## Goal
Read the records and gather each line that includes "Customer".

— Begin Records shown —

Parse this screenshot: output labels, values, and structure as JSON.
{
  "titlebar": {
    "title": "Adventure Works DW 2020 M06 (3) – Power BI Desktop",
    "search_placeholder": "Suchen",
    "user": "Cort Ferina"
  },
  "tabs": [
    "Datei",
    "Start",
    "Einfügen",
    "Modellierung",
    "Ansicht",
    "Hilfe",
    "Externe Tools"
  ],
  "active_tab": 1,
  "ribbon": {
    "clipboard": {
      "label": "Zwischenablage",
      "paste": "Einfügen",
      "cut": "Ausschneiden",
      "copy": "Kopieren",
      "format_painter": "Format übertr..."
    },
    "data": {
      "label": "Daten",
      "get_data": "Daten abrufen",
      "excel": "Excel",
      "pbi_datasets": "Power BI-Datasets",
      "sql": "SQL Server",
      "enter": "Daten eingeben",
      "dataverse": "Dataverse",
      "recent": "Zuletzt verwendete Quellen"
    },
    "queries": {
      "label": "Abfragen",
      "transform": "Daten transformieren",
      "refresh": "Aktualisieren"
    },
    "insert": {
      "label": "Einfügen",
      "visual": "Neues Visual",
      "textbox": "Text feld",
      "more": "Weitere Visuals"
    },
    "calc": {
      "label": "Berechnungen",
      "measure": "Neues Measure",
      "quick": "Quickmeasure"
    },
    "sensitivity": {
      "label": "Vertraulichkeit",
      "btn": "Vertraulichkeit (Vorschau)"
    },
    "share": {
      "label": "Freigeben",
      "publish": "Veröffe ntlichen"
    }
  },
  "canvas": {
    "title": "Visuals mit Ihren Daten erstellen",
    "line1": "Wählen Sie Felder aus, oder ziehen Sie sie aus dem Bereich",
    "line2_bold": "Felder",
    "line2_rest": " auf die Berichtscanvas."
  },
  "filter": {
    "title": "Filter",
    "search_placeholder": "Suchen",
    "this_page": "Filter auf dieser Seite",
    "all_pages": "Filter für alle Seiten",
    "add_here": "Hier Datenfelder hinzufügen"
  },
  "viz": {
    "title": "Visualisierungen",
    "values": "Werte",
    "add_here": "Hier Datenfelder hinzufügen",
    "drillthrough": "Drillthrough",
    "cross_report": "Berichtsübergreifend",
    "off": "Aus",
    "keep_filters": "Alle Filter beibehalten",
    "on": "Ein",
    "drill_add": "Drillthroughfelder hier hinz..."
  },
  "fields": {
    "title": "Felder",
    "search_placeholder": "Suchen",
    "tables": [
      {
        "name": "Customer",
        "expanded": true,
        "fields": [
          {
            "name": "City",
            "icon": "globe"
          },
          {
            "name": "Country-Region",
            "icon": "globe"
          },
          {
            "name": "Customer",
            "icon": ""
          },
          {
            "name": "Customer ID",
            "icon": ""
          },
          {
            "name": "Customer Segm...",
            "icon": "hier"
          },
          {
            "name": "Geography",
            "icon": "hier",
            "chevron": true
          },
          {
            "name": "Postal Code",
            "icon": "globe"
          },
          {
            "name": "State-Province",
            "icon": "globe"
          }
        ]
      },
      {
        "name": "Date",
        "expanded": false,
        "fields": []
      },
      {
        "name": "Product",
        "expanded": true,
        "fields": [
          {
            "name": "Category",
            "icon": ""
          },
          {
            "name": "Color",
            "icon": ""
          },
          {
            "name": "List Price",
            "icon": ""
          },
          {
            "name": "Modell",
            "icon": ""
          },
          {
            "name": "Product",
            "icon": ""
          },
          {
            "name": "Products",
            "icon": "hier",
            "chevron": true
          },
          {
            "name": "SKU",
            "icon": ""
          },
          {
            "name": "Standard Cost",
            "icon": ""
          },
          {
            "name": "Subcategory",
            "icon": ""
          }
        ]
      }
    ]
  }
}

— End Records shown —

## Solution for this task
        "name": "Customer",
            "name": "Customer",
            "name": "Customer ID",
            "name": "Customer Segm...",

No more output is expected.